▶ [Items]:
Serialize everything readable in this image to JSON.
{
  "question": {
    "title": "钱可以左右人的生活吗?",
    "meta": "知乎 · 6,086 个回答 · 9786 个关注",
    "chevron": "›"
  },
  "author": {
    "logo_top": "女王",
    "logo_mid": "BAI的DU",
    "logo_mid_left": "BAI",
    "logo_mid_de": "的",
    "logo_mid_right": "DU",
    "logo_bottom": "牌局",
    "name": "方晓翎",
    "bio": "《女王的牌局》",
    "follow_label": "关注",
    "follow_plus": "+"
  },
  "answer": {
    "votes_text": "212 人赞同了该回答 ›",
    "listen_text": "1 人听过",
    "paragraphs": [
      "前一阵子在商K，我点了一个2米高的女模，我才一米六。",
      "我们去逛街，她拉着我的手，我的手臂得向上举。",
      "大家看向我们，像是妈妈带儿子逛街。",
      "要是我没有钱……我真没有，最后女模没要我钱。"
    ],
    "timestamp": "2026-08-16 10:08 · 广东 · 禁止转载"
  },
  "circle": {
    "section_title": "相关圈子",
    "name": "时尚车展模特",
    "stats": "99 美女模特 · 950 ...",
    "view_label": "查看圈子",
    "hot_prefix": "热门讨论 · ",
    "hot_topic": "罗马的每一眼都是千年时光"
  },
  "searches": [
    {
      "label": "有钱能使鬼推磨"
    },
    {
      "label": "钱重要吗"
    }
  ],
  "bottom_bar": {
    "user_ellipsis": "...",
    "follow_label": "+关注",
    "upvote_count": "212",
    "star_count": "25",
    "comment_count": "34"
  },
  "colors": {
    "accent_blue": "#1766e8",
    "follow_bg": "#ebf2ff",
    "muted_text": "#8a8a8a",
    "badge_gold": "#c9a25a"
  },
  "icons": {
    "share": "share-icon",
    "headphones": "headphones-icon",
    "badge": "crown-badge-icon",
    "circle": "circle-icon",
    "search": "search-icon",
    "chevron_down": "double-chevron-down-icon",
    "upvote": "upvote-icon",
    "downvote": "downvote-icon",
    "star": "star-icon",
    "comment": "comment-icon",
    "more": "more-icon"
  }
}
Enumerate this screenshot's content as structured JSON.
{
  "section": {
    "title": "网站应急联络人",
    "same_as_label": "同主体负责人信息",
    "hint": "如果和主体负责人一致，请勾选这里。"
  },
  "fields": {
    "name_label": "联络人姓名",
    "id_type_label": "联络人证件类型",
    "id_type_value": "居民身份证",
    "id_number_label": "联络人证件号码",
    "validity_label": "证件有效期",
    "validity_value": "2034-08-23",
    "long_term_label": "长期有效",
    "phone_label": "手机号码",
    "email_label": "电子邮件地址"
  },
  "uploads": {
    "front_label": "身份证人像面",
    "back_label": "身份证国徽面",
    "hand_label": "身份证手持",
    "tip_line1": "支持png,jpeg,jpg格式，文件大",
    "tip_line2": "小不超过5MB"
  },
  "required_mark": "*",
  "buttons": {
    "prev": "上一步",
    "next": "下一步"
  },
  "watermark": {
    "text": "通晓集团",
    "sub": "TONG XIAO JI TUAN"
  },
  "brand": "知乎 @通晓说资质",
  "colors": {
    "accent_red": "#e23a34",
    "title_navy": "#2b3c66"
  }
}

▶ [Exercise]: Select the lines that carry the string "JSON" and copy them.

▶ [Response below]:
Serialize everything readable in this image to JSON.
Enumerate this screenshot's content as structured JSON.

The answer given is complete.